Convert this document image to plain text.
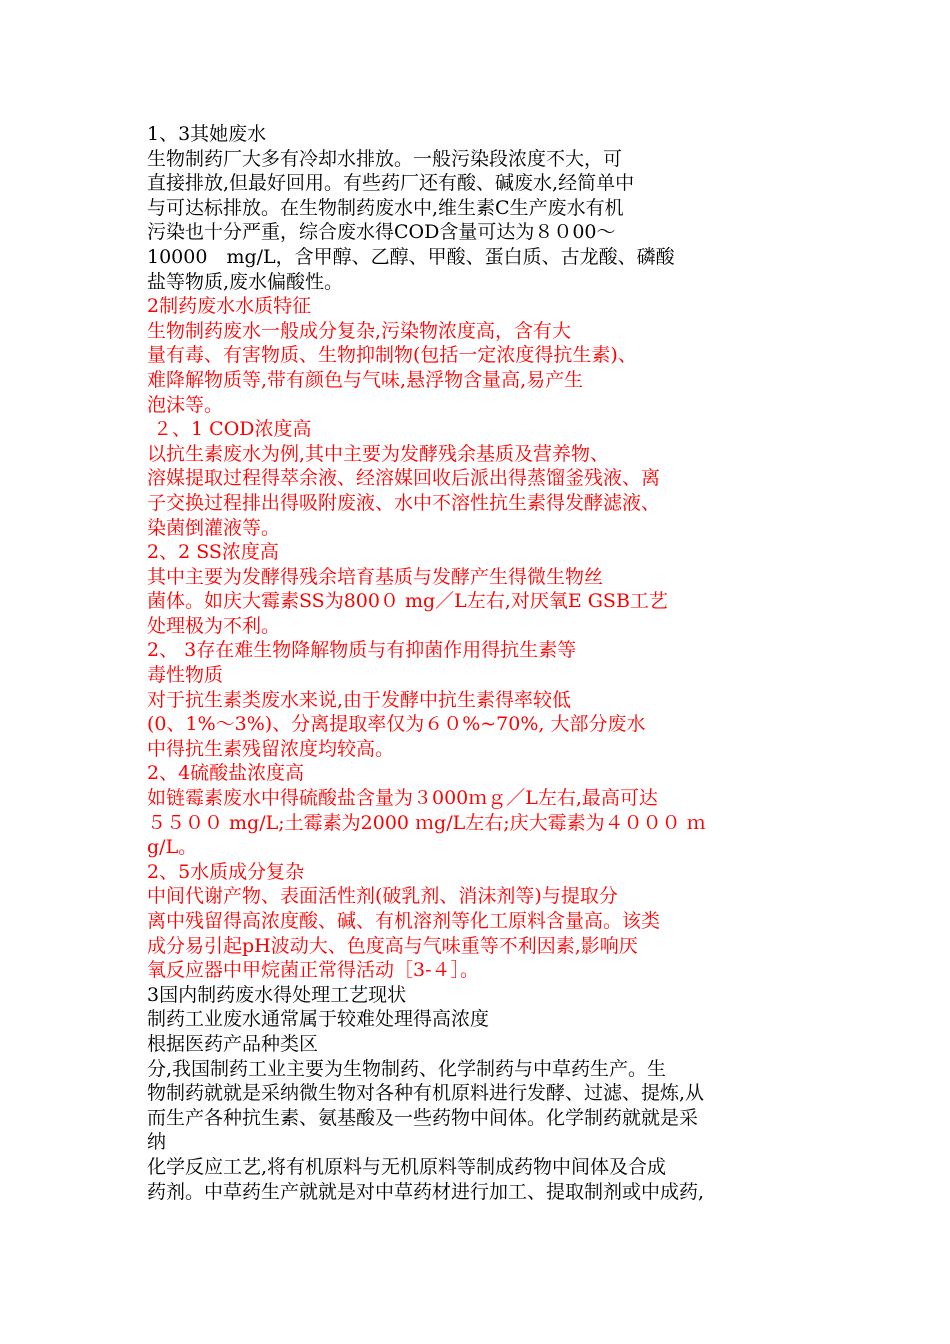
1、3其她废水
生物制药厂大多有冷却水排放。一般污染段浓度不大，可
直接排放,但最好回用。有些药厂还有酸、碱废水,经简单中
与可达标排放。在生物制药废水中,维生素C生产废水有机
污染也十分严重，综合废水得COD含量可达为８０00～
10000　mg/L，含甲醇、乙醇、甲酸、蛋白质、古龙酸、磷酸
盐等物质,废水偏酸性。
2制药废水水质特征
生物制药废水一般成分复杂,污染物浓度高，含有大
量有毒、有害物质、生物抑制物(包括一定浓度得抗生素)、
难降解物质等,带有颜色与气味,悬浮物含量高,易产生
泡沫等。
２、1 COD浓度高
以抗生素废水为例,其中主要为发酵残余基质及营养物、
溶媒提取过程得萃余液、经溶媒回收后派出得蒸馏釜残液、离
子交换过程排出得吸附废液、水中不溶性抗生素得发酵滤液、
染菌倒灌液等。
2、2 SS浓度高
其中主要为发酵得残余培育基质与发酵产生得微生物丝
菌体。如庆大霉素SS为800０ mg／L左右,对厌氧E GSB工艺
处理极为不利。
2、 3存在难生物降解物质与有抑菌作用得抗生素等
毒性物质
对于抗生素类废水来说,由于发酵中抗生素得率较低
(0、1%～3%)、分离提取率仅为６０%~70%, 大部分废水
中得抗生素残留浓度均较高。
2、4硫酸盐浓度高
如链霉素废水中得硫酸盐含量为３000ｍｇ／L左右,最高可达
５５００ mg/L;土霉素为2000 ｍg/L左右;庆大霉素为４０００ ｍ
g/L。
2、5水质成分复杂
中间代谢产物、表面活性剂(破乳剂、消沫剂等)与提取分
离中残留得高浓度酸、碱、有机溶剂等化工原料含量高。该类
成分易引起pH波动大、色度高与气味重等不利因素,影响厌
氧反应器中甲烷菌正常得活动［3-４］。
3国内制药废水得处理工艺现状
制药工业废水通常属于较难处理得高浓度
根据医药产品种类区
分,我国制药工业主要为生物制药、化学制药与中草药生产。生
物制药就就是采纳微生物对各种有机原料进行发酵、过滤、提炼,从
而生产各种抗生素、氨基酸及一些药物中间体。化学制药就就是采
纳
化学反应工艺,将有机原料与无机原料等制成药物中间体及合成
药剂。中草药生产就就是对中草药材进行加工、提取制剂或中成药,
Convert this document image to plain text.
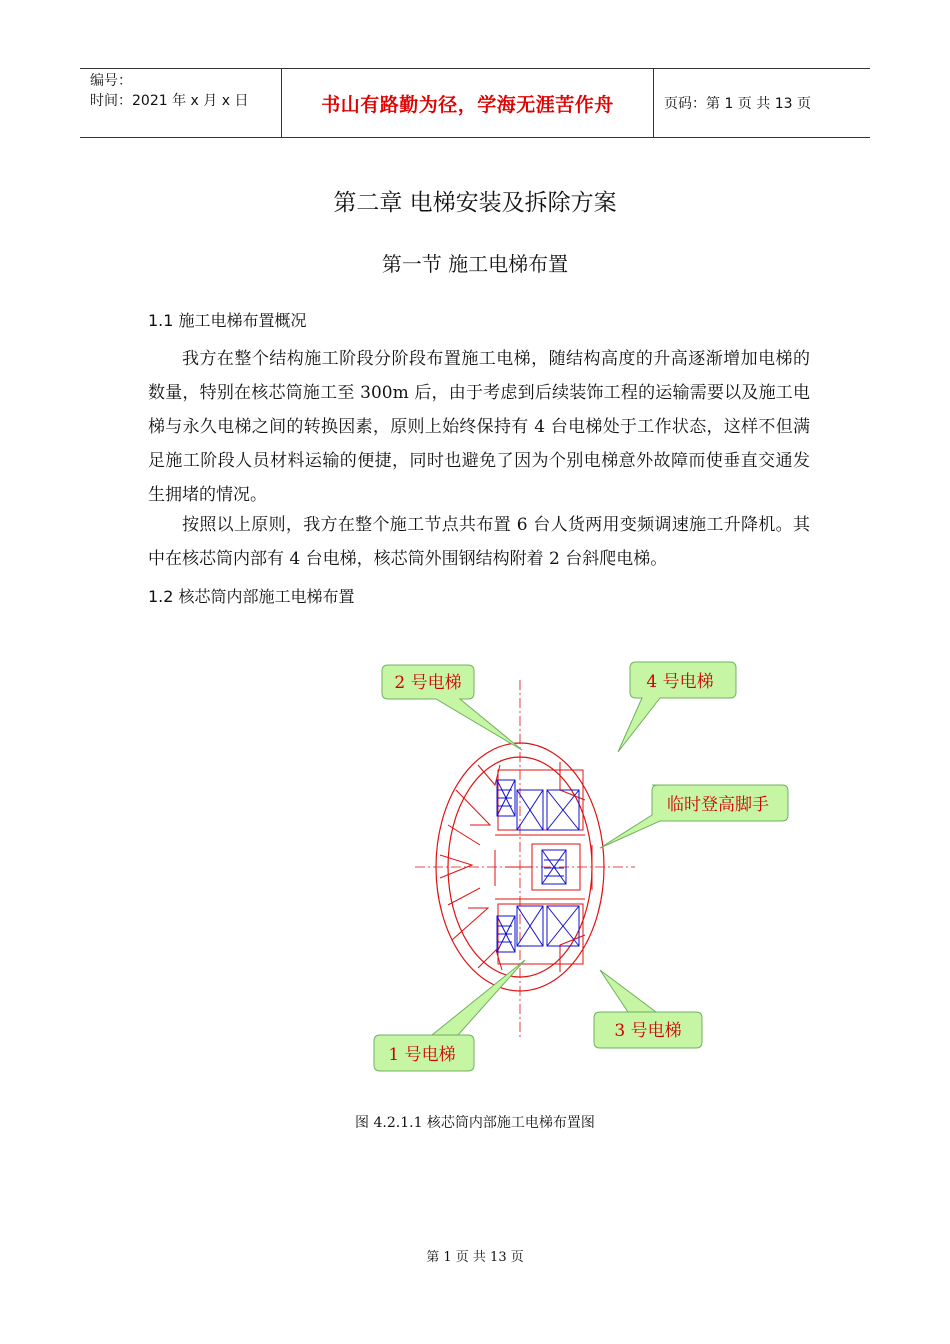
编号：
时间：2021 年 x 月 x 日	书山有路勤为径，学海无涯苦作舟	页码：第 1 页 共 13 页
第二章 电梯安装及拆除方案
第一节 施工电梯布置
1.1 施工电梯布置概况
我方在整个结构施工阶段分阶段布置施工电梯，随结构高度的升高逐渐增加电梯的数量，特别在核芯筒施工至 300m 后，由于考虑到后续装饰工程的运输需要以及施工电梯与永久电梯之间的转换因素，原则上始终保持有 4 台电梯处于工作状态，这样不但满足施工阶段人员材料运输的便捷，同时也避免了因为个别电梯意外故障而使垂直交通发生拥堵的情况。
按照以上原则，我方在整个施工节点共布置 6 台人货两用变频调速施工升降机。其中在核芯筒内部有 4 台电梯，核芯筒外围钢结构附着 2 台斜爬电梯。
1.2 核芯筒内部施工电梯布置
2 号电梯	4 号电梯
临时登高脚手
1 号电梯
3 号电梯
图 4.2.1.1 核芯筒内部施工电梯布置图
第 1 页 共 13 页
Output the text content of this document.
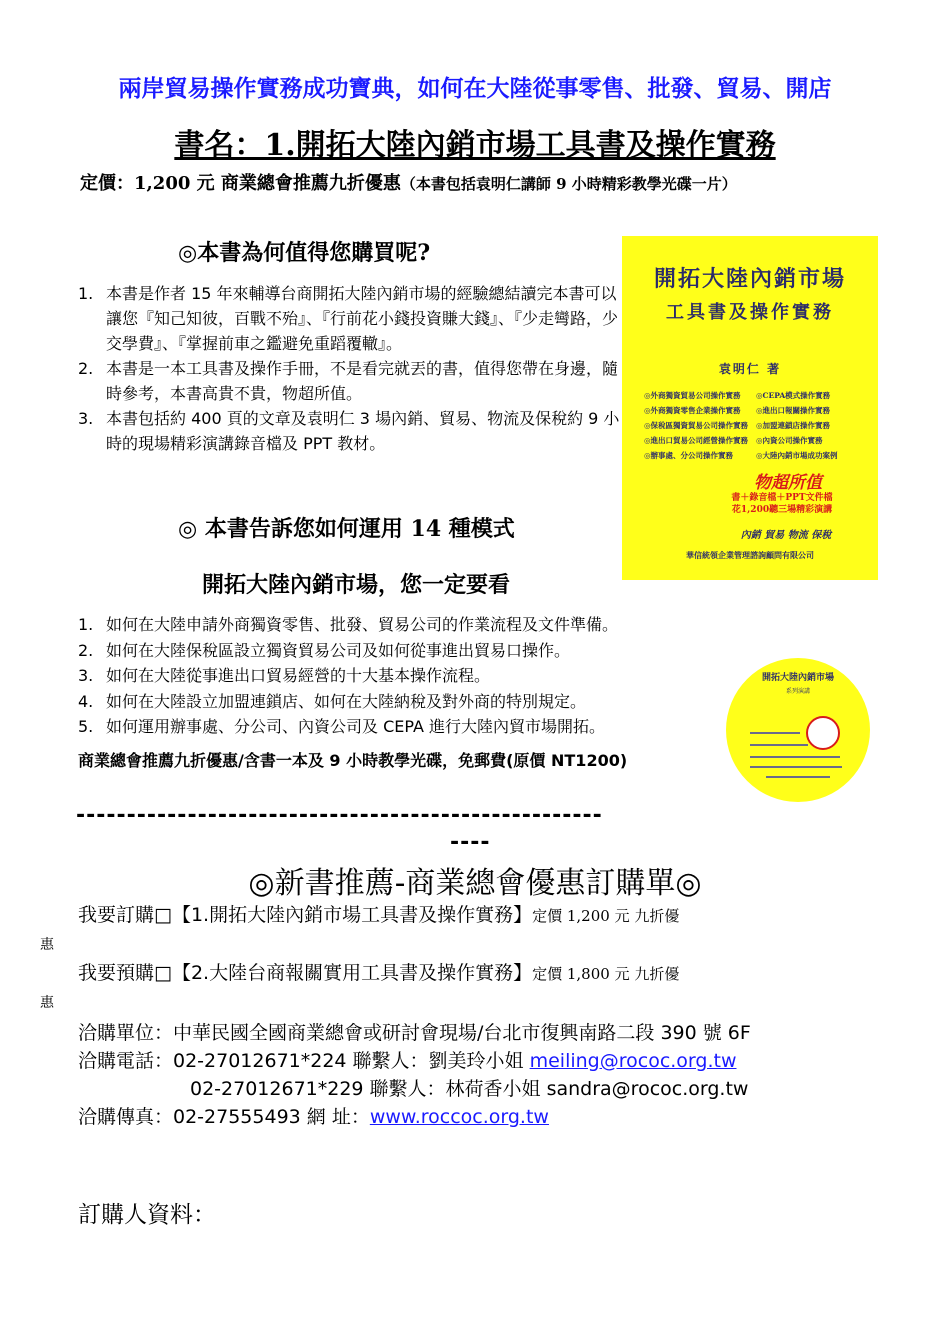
兩岸貿易操作實務成功寶典，如何在大陸從事零售、批發、貿易、開店
書名：1.開拓大陸內銷市場工具書及操作實務
定價：1,200 元 商業總會推薦九折優惠（本書包括袁明仁講師 9 小時精彩教學光碟一片）
◎本書為何值得您購買呢?
1. 本書是作者 15 年來輔導台商開拓大陸內銷市場的經驗總結讀完本書可以讓您『知己知彼，百戰不殆』、『行前花小錢投資賺大錢』、『少走彎路，少交學費』、『掌握前車之鑑避免重蹈覆轍』。
2. 本書是一本工具書及操作手冊，不是看完就丟的書，值得您帶在身邊，隨時參考，本書高貴不貴，物超所值。
3. 本書包括約 400 頁的文章及袁明仁 3 場內銷、貿易、物流及保稅約 9 小時的現場精彩演講錄音檔及 PPT 教材。
◎ 本書告訴您如何運用 14 種模式
開拓大陸內銷市場，您一定要看
1. 如何在大陸申請外商獨資零售、批發、貿易公司的作業流程及文件準備。
2. 如何在大陸保稅區設立獨資貿易公司及如何從事進出貿易口操作。
3. 如何在大陸從事進出口貿易經營的十大基本操作流程。
4. 如何在大陸設立加盟連鎖店、如何在大陸納稅及對外商的特別規定。
5. 如何運用辦事處、分公司、內資公司及 CEPA 進行大陸內貿市場開拓。
商業總會推薦九折優惠/含書一本及 9 小時教學光碟，免郵費(原價 NT1200)
開拓大陸內銷市場
工具書及操作實務
袁明仁 著
◎外商獨資貿易公司操作實務
◎外商獨資零售企業操作實務
◎保稅區獨資貿易公司操作實務
◎進出口貿易公司經營操作實務
◎辦事處、分公司操作實務
◎CEPA模式操作實務
◎進出口報關操作實務
◎加盟連鎖店操作實務
◎內資公司操作實務
◎大陸內銷市場成功案例
物超所值
書＋錄音檔＋PPT文件檔
花1,200聽三場精彩演講
內銷 貿易 物流 保稅
華信統領企業管理諮詢顧問有限公司
開拓大陸內銷市場
系列演講
----------------------------------------------------
----
◎新書推薦-商業總會優惠訂購單◎
我要訂購□【1.開拓大陸內銷市場工具書及操作實務】定價 1,200 元 九折優
惠
我要預購□【2.大陸台商報關實用工具書及操作實務】定價 1,800 元 九折優
惠
洽購單位：中華民國全國商業總會或研討會現場/台北市復興南路二段 390 號 6F
洽購電話：02-27012671*224 聯繫人：劉美玲小姐 meiling@rococ.org.tw
02-27012671*229 聯繫人：林荷香小姐 sandra@rococ.org.tw
洽購傳真：02-27555493 網 址：www.roccoc.org.tw
訂購人資料：
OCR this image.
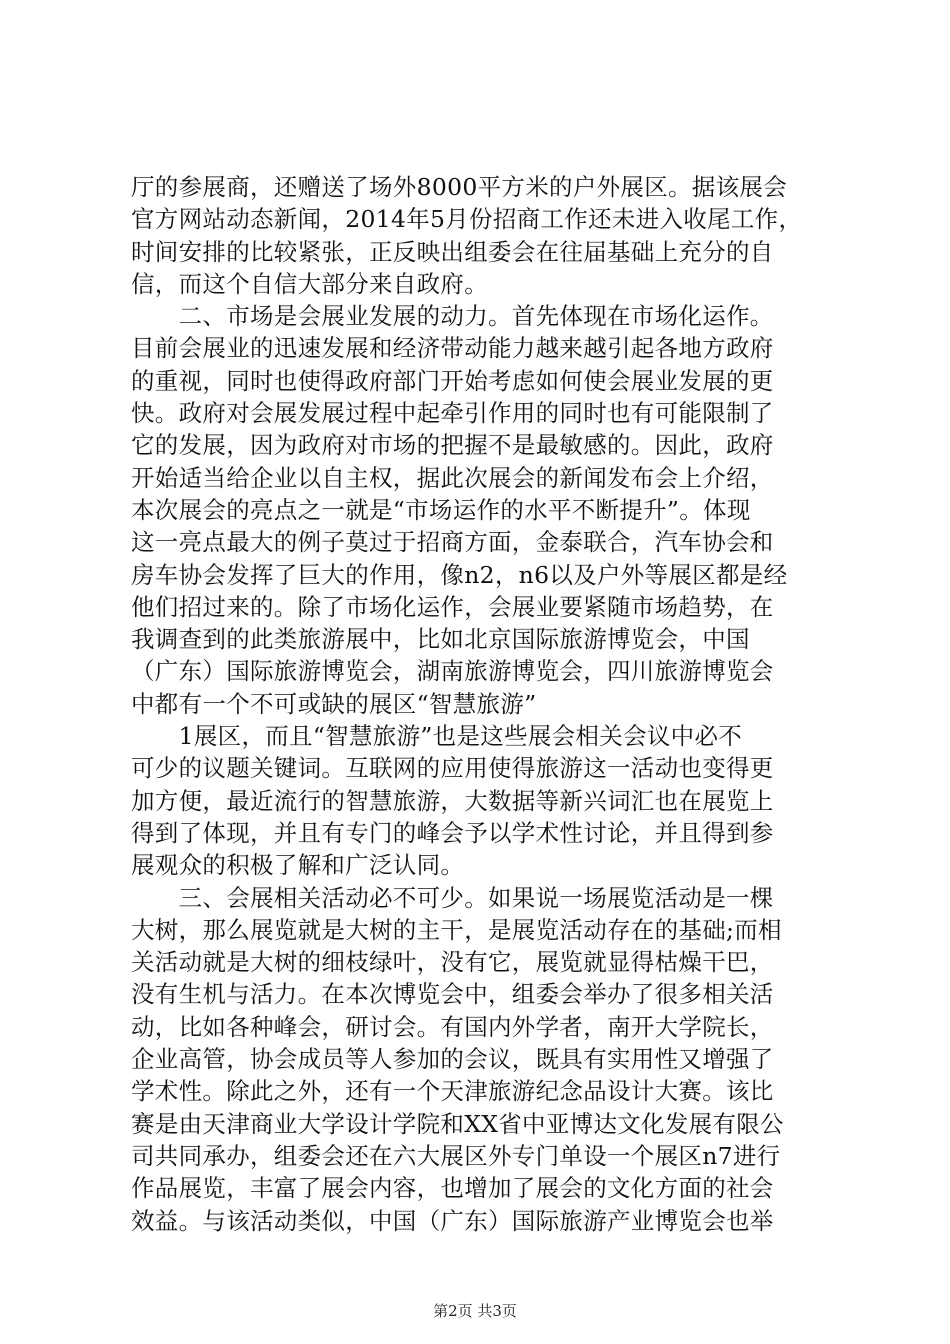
厅的参展商，还赠送了场外8000平方米的户外展区。据该展会
官方网站动态新闻，2014年5月份招商工作还未进入收尾工作，
时间安排的比较紧张，正反映出组委会在往届基础上充分的自
信，而这个自信大部分来自政府。
　　二、市场是会展业发展的动力。首先体现在市场化运作。
目前会展业的迅速发展和经济带动能力越来越引起各地方政府
的重视，同时也使得政府部门开始考虑如何使会展业发展的更
快。政府对会展发展过程中起牵引作用的同时也有可能限制了
它的发展，因为政府对市场的把握不是最敏感的。因此，政府
开始适当给企业以自主权，据此次展会的新闻发布会上介绍，
本次展会的亮点之一就是“市场运作的水平不断提升”。体现
这一亮点最大的例子莫过于招商方面，金泰联合，汽车协会和
房车协会发挥了巨大的作用，像n2，n6以及户外等展区都是经
他们招过来的。除了市场化运作，会展业要紧随市场趋势，在
我调查到的此类旅游展中，比如北京国际旅游博览会，中国
（广东）国际旅游博览会，湖南旅游博览会，四川旅游博览会
中都有一个不可或缺的展区“智慧旅游”
　　1展区，而且“智慧旅游”也是这些展会相关会议中必不
可少的议题关键词。互联网的应用使得旅游这一活动也变得更
加方便，最近流行的智慧旅游，大数据等新兴词汇也在展览上
得到了体现，并且有专门的峰会予以学术性讨论，并且得到参
展观众的积极了解和广泛认同。
　　三、会展相关活动必不可少。如果说一场展览活动是一棵
大树，那么展览就是大树的主干，是展览活动存在的基础;而相
关活动就是大树的细枝绿叶，没有它，展览就显得枯燥干巴，
没有生机与活力。在本次博览会中，组委会举办了很多相关活
动，比如各种峰会，研讨会。有国内外学者，南开大学院长，
企业高管，协会成员等人参加的会议，既具有实用性又增强了
学术性。除此之外，还有一个天津旅游纪念品设计大赛。该比
赛是由天津商业大学设计学院和XX省中亚博达文化发展有限公
司共同承办，组委会还在六大展区外专门单设一个展区n7进行
作品展览，丰富了展会内容，也增加了展会的文化方面的社会
效益。与该活动类似，中国（广东）国际旅游产业博览会也举
第2页 共3页
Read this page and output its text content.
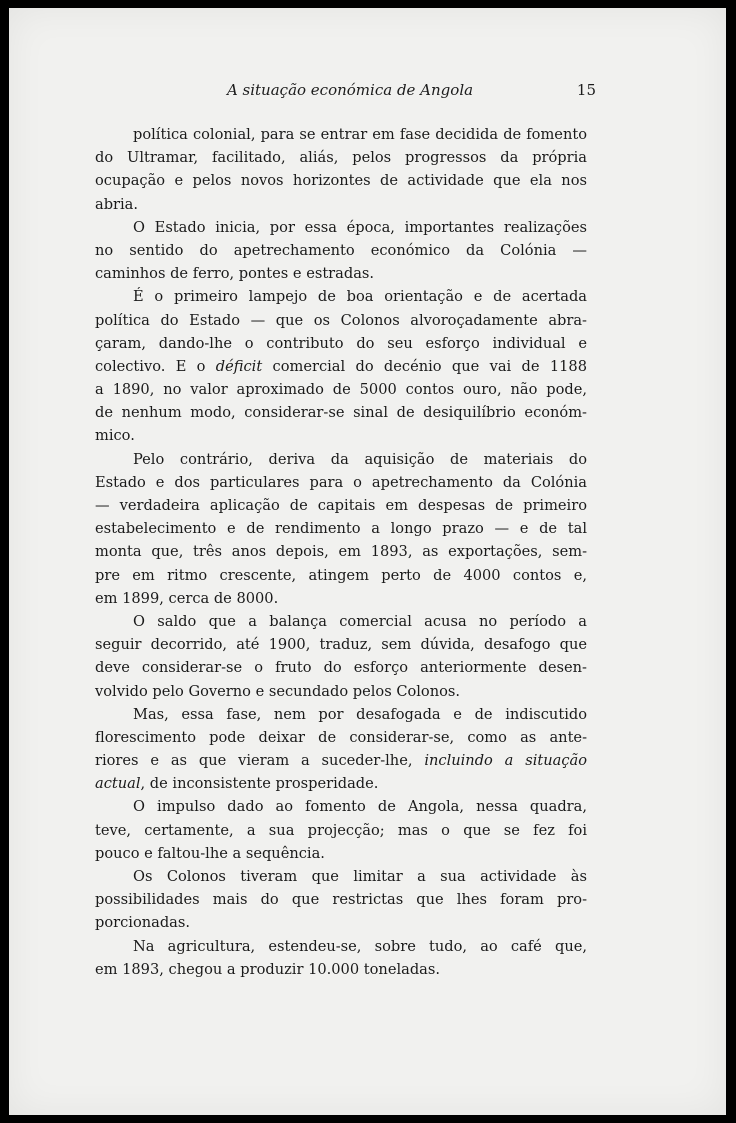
A situação económica de Angola	15
política colonial, para se entrar em fase decidida de fomento
do Ultramar, facilitado, aliás, pelos progressos da própria
ocupação e pelos novos horizontes de actividade que ela nos
abria.
O Estado inicia, por essa época, importantes realizações
no sentido do apetrechamento económico da Colónia —
caminhos de ferro, pontes e estradas.
É o primeiro lampejo de boa orientação e de acertada
política do Estado — que os Colonos alvoroçadamente abra-
çaram, dando-lhe o contributo do seu esforço individual e
colectivo. E o déficit comercial do decénio que vai de 1188
a 1890, no valor aproximado de 5000 contos ouro, não pode,
de nenhum modo, considerar-se sinal de desiquilíbrio económ-
mico.
Pelo contrário, deriva da aquisição de materiais do
Estado e dos particulares para o apetrechamento da Colónia
— verdadeira aplicação de capitais em despesas de primeiro
estabelecimento e de rendimento a longo prazo — e de tal
monta que, três anos depois, em 1893, as exportações, sem-
pre em ritmo crescente, atingem perto de 4000 contos e,
em 1899, cerca de 8000.
O saldo que a balança comercial acusa no período a
seguir decorrido, até 1900, traduz, sem dúvida, desafogo que
deve considerar-se o fruto do esforço anteriormente desen-
volvido pelo Governo e secundado pelos Colonos.
Mas, essa fase, nem por desafogada e de indiscutido
florescimento pode deixar de considerar-se, como as ante-
riores e as que vieram a suceder-lhe, incluindo a situação
actual, de inconsistente prosperidade.
O impulso dado ao fomento de Angola, nessa quadra,
teve, certamente, a sua projecção; mas o que se fez foi
pouco e faltou-lhe a sequência.
Os Colonos tiveram que limitar a sua actividade às
possibilidades mais do que restrictas que lhes foram pro-
porcionadas.
Na agricultura, estendeu-se, sobre tudo, ao café que,
em 1893, chegou a produzir 10.000 toneladas.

## WHAT YOU HAVE TO DO
Without the pictures, retype exactly the lines from the one that holds "Read this page and output its text content." to the last line of the data above, both of them included.

## FULL RESPONSE
Read this page and output its text content.
A situação económica de Angola	15
política colonial, para se entrar em fase decidida de fomento
do Ultramar, facilitado, aliás, pelos progressos da própria
ocupação e pelos novos horizontes de actividade que ela nos
abria.
O Estado inicia, por essa época, importantes realizações
no sentido do apetrechamento económico da Colónia —
caminhos de ferro, pontes e estradas.
É o primeiro lampejo de boa orientação e de acertada
política do Estado — que os Colonos alvoroçadamente abra-
çaram, dando-lhe o contributo do seu esforço individual e
colectivo. E o déficit comercial do decénio que vai de 1188
a 1890, no valor aproximado de 5000 contos ouro, não pode,
de nenhum modo, considerar-se sinal de desiquilíbrio económ-
mico.
Pelo contrário, deriva da aquisição de materiais do
Estado e dos particulares para o apetrechamento da Colónia
— verdadeira aplicação de capitais em despesas de primeiro
estabelecimento e de rendimento a longo prazo — e de tal
monta que, três anos depois, em 1893, as exportações, sem-
pre em ritmo crescente, atingem perto de 4000 contos e,
em 1899, cerca de 8000.
O saldo que a balança comercial acusa no período a
seguir decorrido, até 1900, traduz, sem dúvida, desafogo que
deve considerar-se o fruto do esforço anteriormente desen-
volvido pelo Governo e secundado pelos Colonos.
Mas, essa fase, nem por desafogada e de indiscutido
florescimento pode deixar de considerar-se, como as ante-
riores e as que vieram a suceder-lhe, incluindo a situação
actual, de inconsistente prosperidade.
O impulso dado ao fomento de Angola, nessa quadra,
teve, certamente, a sua projecção; mas o que se fez foi
pouco e faltou-lhe a sequência.
Os Colonos tiveram que limitar a sua actividade às
possibilidades mais do que restrictas que lhes foram pro-
porcionadas.
Na agricultura, estendeu-se, sobre tudo, ao café que,
em 1893, chegou a produzir 10.000 toneladas.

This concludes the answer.